■ Your instructions
Reproduce the entries from the line holding "legend-label-one-turn: One-turn Action" through the end of the entries, inclusive, changing "x-tick-label" to "x-axis-tick" and leaving everything else as is.
-- Records provided start --
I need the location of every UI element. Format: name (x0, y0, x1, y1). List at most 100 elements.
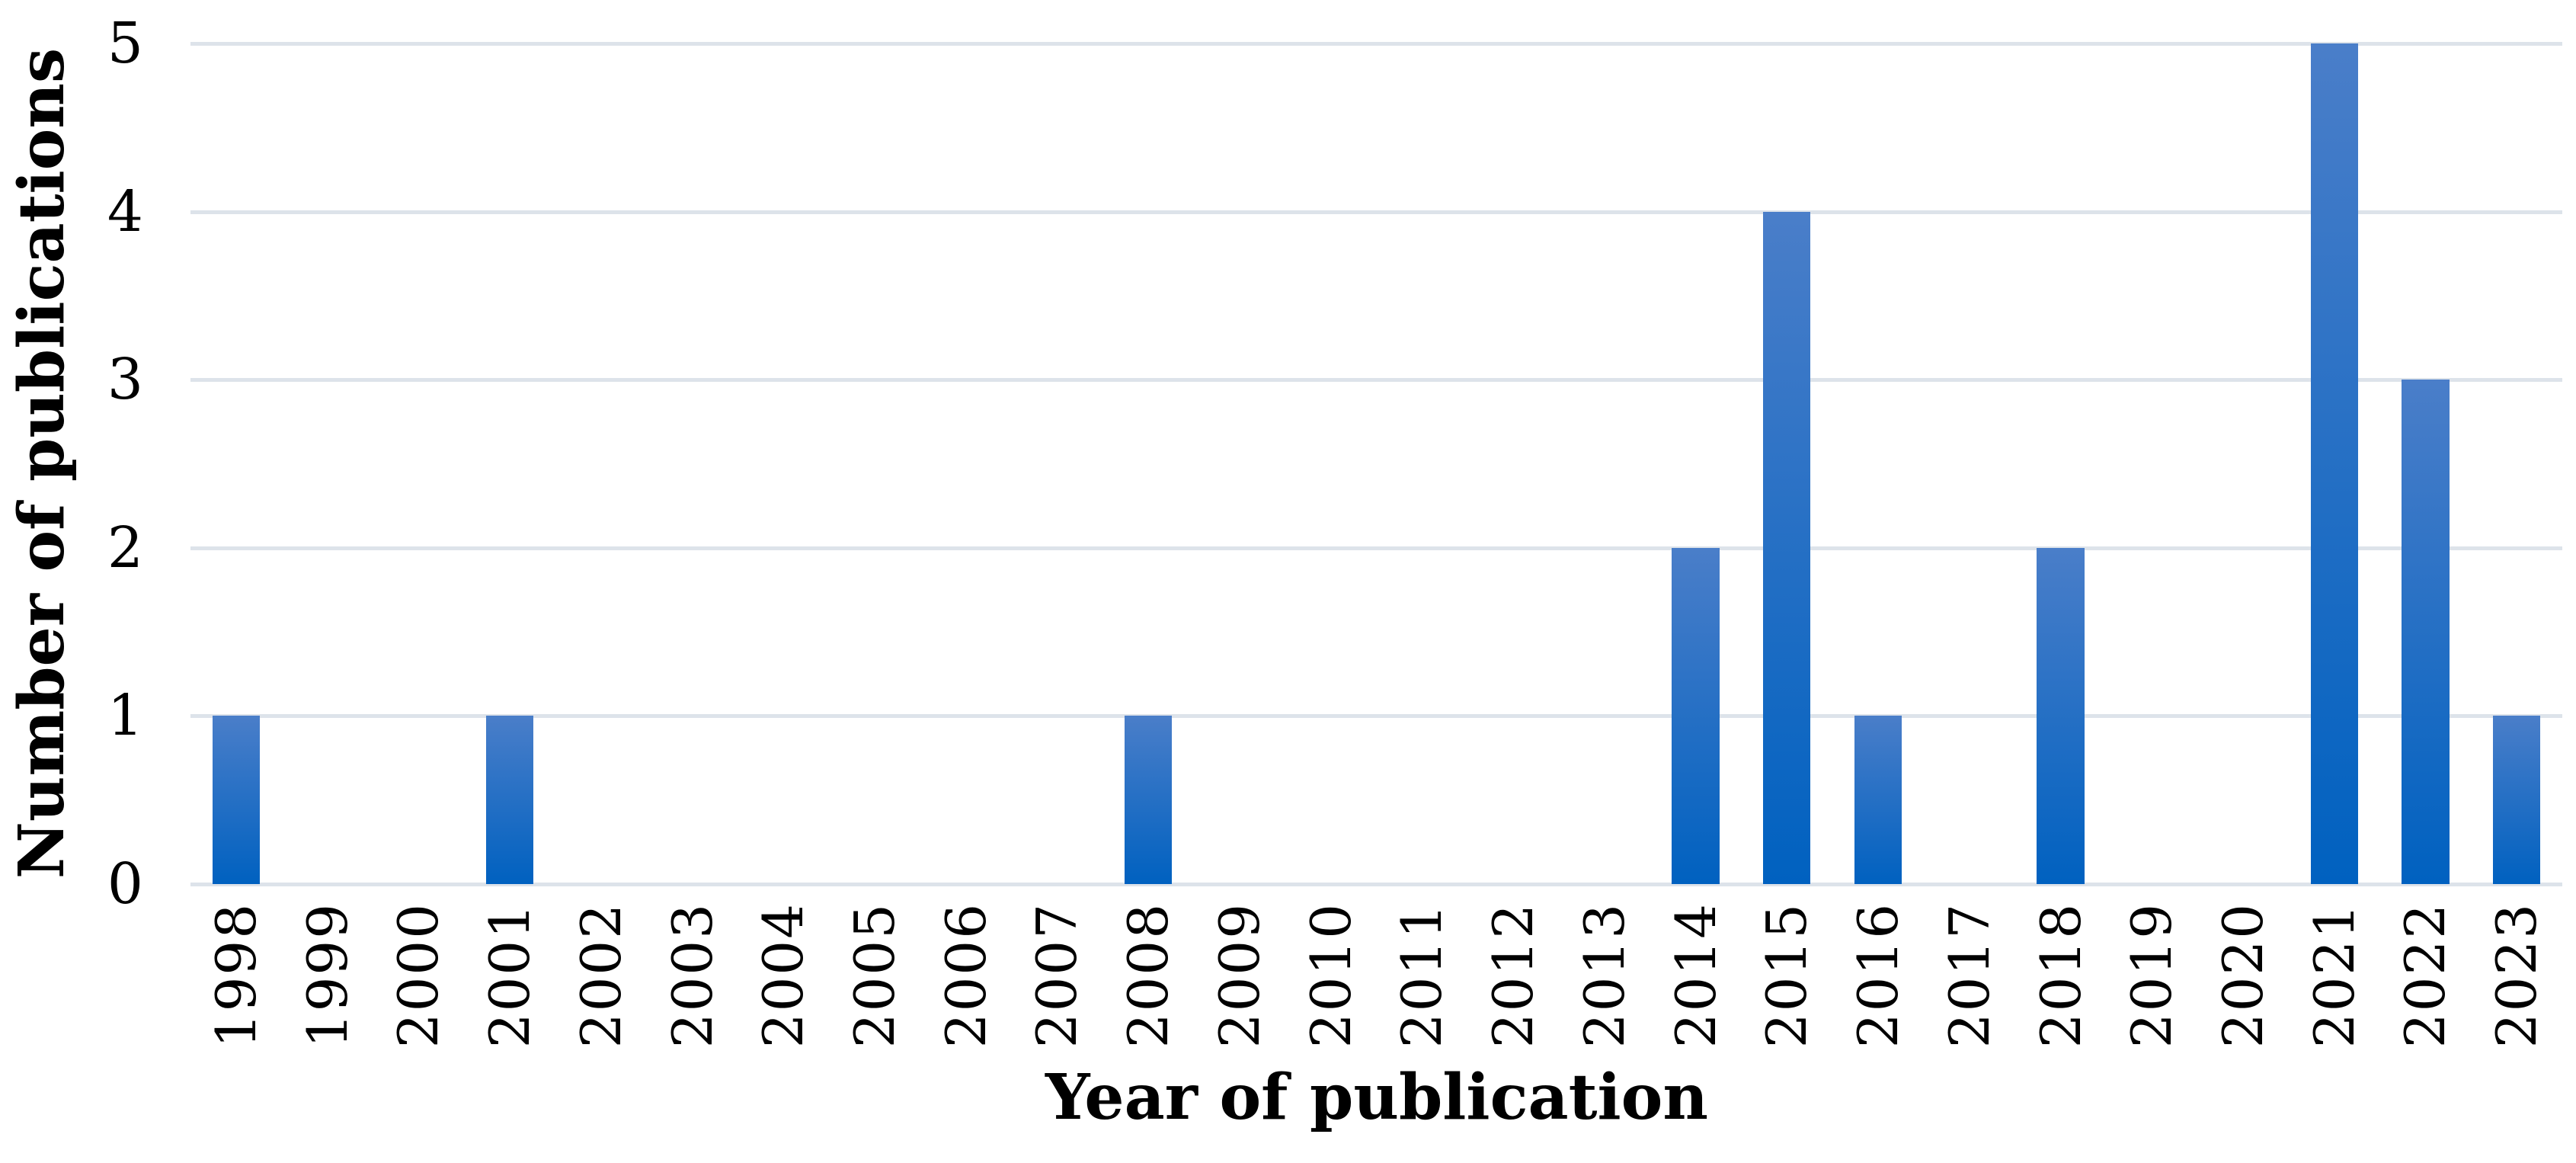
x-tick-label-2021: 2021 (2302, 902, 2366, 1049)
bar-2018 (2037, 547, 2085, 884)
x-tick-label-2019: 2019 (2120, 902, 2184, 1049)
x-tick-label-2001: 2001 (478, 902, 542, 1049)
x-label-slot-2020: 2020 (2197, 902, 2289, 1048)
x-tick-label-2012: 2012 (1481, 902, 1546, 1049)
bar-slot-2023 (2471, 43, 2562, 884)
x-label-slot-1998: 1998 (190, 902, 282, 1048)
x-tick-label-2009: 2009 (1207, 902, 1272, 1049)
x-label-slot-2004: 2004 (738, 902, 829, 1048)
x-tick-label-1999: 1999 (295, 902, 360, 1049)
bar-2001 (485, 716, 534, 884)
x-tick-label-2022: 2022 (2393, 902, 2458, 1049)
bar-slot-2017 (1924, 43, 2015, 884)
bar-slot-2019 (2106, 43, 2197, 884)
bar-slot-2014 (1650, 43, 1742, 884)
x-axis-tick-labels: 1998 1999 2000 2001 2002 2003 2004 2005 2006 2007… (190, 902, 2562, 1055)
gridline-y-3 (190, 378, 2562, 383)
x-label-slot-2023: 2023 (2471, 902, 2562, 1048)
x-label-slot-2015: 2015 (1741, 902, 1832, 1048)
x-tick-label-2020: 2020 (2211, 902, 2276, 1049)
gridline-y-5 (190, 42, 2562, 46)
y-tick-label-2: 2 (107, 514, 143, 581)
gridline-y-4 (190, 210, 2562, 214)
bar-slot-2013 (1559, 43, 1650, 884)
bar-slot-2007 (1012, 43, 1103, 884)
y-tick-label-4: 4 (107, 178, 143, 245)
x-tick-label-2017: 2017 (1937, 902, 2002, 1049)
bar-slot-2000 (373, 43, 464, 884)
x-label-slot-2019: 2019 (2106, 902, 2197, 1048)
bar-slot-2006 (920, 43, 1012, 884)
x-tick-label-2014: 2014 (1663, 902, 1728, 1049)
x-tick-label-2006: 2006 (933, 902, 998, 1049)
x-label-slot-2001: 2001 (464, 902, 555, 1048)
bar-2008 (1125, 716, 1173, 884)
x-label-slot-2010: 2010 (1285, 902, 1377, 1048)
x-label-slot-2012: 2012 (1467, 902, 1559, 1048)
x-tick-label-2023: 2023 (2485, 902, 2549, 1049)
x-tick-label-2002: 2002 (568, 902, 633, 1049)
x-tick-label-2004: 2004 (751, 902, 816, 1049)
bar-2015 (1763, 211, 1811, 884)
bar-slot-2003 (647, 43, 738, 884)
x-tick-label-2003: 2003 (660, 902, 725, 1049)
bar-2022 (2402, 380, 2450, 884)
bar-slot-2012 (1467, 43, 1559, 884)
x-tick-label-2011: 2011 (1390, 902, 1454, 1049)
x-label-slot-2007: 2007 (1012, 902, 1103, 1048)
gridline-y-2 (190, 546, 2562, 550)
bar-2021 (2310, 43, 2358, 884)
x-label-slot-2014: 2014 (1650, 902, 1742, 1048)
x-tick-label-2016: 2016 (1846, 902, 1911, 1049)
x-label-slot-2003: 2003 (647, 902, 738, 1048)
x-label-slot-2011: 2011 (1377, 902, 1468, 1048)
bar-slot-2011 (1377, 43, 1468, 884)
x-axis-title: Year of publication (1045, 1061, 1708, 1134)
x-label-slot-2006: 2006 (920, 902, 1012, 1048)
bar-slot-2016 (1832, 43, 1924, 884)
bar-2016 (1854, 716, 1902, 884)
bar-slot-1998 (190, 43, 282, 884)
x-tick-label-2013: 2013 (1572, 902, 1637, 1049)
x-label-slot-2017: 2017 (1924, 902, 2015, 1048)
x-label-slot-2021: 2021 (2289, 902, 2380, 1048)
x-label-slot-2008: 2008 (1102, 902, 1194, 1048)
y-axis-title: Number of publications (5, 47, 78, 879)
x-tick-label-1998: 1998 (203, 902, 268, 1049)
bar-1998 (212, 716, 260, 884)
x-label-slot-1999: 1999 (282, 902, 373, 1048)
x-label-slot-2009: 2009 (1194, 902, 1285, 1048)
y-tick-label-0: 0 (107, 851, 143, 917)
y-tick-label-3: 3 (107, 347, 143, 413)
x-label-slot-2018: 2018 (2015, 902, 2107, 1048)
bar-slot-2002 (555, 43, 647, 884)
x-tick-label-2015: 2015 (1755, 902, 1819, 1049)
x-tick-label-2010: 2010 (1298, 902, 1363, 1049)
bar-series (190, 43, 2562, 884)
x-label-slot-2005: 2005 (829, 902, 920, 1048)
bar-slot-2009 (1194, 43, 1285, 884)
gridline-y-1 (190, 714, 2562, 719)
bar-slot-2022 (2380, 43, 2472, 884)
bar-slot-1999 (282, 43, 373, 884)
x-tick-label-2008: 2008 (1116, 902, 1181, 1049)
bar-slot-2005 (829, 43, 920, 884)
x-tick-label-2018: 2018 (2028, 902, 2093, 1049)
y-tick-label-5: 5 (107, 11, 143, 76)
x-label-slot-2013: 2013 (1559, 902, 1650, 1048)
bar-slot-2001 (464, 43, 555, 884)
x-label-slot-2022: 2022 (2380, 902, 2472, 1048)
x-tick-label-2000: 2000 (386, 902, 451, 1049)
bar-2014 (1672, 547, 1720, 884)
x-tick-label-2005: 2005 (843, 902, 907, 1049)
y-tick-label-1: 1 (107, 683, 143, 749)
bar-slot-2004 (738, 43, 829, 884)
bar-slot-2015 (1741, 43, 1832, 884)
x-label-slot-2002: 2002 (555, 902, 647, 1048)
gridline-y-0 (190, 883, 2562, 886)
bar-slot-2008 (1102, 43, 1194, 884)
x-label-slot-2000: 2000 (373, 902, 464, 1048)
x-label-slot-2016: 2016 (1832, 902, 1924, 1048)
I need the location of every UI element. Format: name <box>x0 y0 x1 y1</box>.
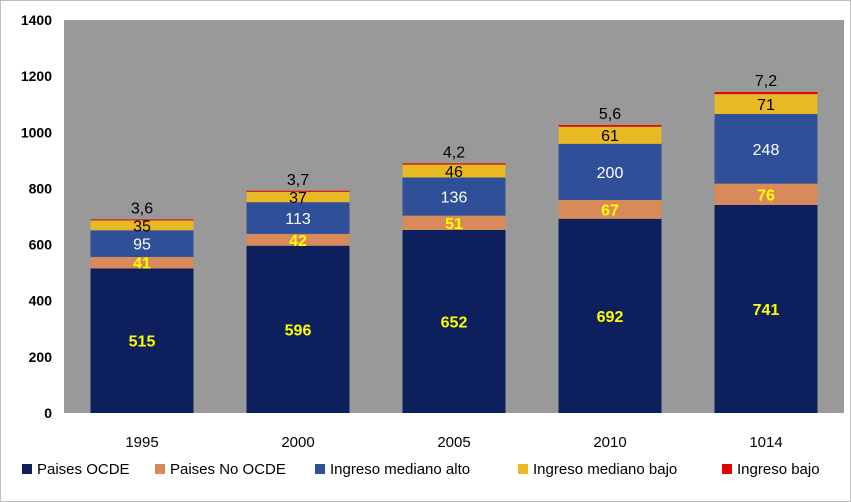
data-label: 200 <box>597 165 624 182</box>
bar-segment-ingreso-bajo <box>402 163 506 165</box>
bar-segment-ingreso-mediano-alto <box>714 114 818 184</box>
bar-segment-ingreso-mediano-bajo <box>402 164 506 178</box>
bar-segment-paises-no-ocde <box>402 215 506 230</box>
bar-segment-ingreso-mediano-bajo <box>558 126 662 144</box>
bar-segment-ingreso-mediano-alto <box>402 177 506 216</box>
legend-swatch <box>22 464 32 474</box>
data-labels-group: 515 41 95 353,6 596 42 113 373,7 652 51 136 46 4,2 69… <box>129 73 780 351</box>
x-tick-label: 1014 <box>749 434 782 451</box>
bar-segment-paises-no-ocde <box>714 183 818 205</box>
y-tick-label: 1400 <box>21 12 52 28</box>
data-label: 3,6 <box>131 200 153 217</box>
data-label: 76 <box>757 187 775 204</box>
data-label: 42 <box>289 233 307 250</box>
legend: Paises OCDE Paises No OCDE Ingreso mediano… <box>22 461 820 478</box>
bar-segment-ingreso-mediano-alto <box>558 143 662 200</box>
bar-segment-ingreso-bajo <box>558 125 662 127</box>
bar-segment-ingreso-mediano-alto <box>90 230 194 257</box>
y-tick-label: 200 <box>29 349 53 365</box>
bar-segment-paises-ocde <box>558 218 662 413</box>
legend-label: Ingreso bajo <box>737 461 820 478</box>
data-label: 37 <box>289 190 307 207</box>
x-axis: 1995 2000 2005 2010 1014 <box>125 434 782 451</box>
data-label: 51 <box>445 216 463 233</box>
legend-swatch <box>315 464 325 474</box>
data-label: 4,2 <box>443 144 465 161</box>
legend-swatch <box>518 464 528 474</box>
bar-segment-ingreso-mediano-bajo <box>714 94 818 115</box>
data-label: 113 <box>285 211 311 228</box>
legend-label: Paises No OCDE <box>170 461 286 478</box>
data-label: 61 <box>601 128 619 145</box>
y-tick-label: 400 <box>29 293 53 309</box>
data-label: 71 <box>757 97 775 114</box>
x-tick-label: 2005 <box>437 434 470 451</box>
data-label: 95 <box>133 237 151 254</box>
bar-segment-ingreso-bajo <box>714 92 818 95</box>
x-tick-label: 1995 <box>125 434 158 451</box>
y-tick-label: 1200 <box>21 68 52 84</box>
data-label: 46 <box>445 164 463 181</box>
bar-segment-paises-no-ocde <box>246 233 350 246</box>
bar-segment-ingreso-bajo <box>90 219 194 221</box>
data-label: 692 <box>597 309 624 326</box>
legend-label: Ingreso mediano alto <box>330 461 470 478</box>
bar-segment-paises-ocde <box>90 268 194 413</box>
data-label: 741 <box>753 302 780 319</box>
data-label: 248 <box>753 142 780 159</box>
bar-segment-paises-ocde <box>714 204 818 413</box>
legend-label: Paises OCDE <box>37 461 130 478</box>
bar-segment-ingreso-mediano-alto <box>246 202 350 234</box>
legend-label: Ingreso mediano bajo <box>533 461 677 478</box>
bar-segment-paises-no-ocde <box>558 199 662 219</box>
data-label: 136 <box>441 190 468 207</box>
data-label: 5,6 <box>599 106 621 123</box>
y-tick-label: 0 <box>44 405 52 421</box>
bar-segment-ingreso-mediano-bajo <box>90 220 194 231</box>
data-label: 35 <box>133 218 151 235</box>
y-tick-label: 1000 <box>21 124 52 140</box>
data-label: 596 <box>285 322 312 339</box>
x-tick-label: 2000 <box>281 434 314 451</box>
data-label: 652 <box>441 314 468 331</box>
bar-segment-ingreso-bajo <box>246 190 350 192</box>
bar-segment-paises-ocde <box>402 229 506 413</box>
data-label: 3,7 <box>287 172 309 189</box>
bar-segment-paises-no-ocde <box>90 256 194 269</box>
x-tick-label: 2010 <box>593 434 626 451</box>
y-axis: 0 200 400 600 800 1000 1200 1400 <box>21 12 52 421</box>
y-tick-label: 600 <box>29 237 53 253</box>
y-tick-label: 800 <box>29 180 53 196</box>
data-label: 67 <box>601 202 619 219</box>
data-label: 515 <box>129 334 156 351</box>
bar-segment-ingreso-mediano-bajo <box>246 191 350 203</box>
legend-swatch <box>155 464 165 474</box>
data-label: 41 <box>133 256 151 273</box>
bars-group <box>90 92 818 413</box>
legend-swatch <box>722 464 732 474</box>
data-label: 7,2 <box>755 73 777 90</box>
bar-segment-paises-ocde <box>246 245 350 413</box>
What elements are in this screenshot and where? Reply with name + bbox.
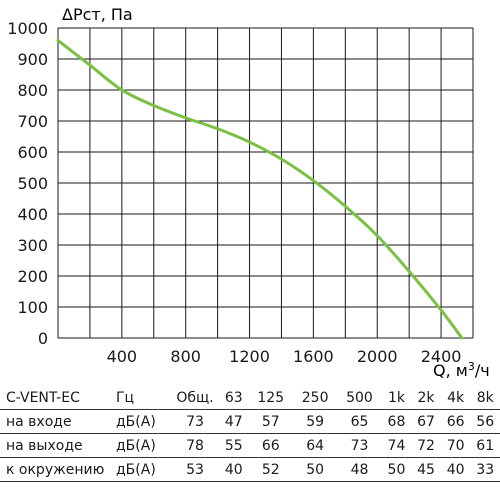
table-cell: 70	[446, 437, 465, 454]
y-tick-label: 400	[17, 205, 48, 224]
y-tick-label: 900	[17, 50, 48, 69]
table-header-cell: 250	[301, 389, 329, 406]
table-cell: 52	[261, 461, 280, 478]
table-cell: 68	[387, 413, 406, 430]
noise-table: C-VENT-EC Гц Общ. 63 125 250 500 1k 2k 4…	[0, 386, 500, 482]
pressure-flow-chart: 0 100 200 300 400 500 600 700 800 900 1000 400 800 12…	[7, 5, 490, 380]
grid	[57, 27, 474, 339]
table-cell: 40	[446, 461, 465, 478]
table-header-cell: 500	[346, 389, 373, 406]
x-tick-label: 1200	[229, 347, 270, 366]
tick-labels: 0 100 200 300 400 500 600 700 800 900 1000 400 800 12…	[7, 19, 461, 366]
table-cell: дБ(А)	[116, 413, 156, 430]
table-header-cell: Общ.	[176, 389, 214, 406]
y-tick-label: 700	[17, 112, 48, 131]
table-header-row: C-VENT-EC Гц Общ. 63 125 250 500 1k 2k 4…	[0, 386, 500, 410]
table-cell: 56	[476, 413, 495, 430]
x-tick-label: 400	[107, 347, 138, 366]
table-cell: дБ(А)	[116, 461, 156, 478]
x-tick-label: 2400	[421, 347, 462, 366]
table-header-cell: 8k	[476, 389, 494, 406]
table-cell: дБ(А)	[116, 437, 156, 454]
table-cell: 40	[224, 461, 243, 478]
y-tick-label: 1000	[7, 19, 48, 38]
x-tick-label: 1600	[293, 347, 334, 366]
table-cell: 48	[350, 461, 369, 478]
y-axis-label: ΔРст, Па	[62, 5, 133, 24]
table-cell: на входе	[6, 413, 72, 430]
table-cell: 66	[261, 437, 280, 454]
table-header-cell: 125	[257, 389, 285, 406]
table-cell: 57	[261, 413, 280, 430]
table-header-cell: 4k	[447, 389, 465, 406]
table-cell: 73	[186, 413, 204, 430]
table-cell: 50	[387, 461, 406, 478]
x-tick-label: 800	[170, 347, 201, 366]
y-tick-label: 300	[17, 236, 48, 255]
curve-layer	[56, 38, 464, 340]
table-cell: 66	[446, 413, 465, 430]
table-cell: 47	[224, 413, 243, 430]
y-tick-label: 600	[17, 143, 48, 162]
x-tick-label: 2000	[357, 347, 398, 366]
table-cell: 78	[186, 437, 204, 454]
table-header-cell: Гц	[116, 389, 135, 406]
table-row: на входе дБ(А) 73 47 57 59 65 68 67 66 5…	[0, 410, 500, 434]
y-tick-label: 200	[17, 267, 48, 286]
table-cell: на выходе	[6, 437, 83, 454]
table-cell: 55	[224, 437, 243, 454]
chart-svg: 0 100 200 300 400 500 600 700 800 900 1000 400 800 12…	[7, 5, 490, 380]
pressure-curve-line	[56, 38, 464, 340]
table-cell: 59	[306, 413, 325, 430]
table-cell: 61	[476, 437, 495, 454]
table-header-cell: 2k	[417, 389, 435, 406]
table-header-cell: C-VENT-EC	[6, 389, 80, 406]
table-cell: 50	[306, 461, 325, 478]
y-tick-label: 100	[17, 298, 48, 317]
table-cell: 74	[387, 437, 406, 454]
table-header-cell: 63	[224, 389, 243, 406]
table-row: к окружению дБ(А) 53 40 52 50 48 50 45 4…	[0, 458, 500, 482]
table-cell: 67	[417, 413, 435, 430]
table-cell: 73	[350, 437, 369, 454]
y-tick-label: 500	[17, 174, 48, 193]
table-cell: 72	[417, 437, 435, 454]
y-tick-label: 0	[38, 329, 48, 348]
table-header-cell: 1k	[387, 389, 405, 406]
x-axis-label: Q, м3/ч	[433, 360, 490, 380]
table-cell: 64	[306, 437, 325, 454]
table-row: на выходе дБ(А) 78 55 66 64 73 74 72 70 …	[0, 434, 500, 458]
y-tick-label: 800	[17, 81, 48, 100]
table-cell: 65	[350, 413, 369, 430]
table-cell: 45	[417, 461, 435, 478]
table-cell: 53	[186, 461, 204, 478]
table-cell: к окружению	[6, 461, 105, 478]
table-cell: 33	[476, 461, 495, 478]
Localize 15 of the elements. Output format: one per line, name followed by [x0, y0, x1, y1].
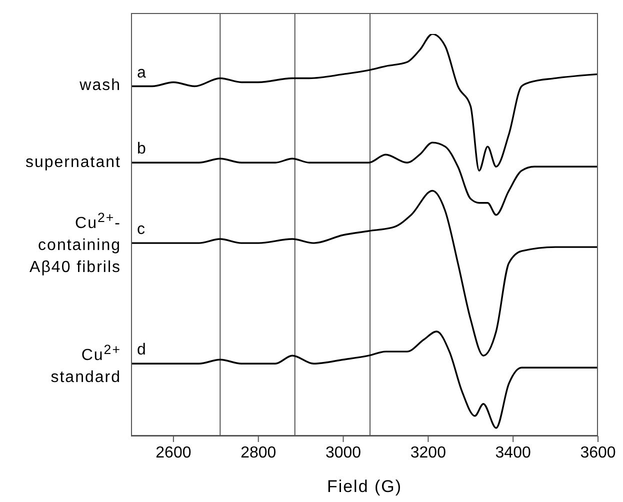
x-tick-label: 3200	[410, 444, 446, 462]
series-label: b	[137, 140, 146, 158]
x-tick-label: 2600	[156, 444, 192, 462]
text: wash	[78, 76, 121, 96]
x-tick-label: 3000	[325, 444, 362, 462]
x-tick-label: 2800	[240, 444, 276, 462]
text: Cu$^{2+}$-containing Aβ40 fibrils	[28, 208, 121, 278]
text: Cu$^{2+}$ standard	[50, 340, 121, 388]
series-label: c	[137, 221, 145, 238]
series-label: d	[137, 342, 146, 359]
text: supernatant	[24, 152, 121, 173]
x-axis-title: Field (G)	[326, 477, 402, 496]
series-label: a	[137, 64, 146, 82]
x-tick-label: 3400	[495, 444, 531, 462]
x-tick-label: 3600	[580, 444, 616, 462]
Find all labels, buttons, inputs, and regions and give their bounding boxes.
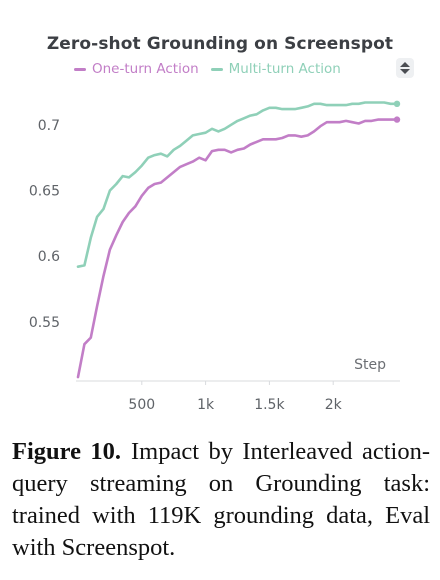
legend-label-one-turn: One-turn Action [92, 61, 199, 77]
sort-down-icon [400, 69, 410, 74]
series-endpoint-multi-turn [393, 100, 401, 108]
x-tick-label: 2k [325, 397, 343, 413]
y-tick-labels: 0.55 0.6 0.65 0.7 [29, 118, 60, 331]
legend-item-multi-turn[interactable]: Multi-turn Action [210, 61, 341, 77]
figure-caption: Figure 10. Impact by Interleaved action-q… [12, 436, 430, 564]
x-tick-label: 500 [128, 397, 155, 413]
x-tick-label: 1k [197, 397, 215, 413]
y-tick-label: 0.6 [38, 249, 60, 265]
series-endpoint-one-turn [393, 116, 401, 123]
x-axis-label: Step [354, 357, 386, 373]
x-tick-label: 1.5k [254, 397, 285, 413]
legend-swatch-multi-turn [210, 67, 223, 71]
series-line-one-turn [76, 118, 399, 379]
-- Records provided end --
■ Task output
legend-label-one-turn: One-turn Action [92, 61, 199, 77]
sort-down-icon [400, 69, 410, 74]
series-endpoint-multi-turn [393, 100, 401, 108]
x-axis-tick: 2k [325, 397, 343, 413]
y-tick-labels: 0.55 0.6 0.65 0.7 [29, 118, 60, 331]
legend-item-multi-turn[interactable]: Multi-turn Action [210, 61, 341, 77]
figure-caption: Figure 10. Impact by Interleaved action-q… [12, 436, 430, 564]
x-axis-tick: 500 [128, 397, 155, 413]
x-axis-tick: 1k [197, 397, 215, 413]
y-tick-label: 0.6 [38, 249, 60, 265]
series-endpoint-one-turn [393, 116, 401, 123]
x-axis-label: Step [354, 357, 386, 373]
x-axis-tick: 1.5k [254, 397, 285, 413]
legend-swatch-multi-turn [210, 67, 223, 71]
series-line-one-turn [76, 118, 399, 379]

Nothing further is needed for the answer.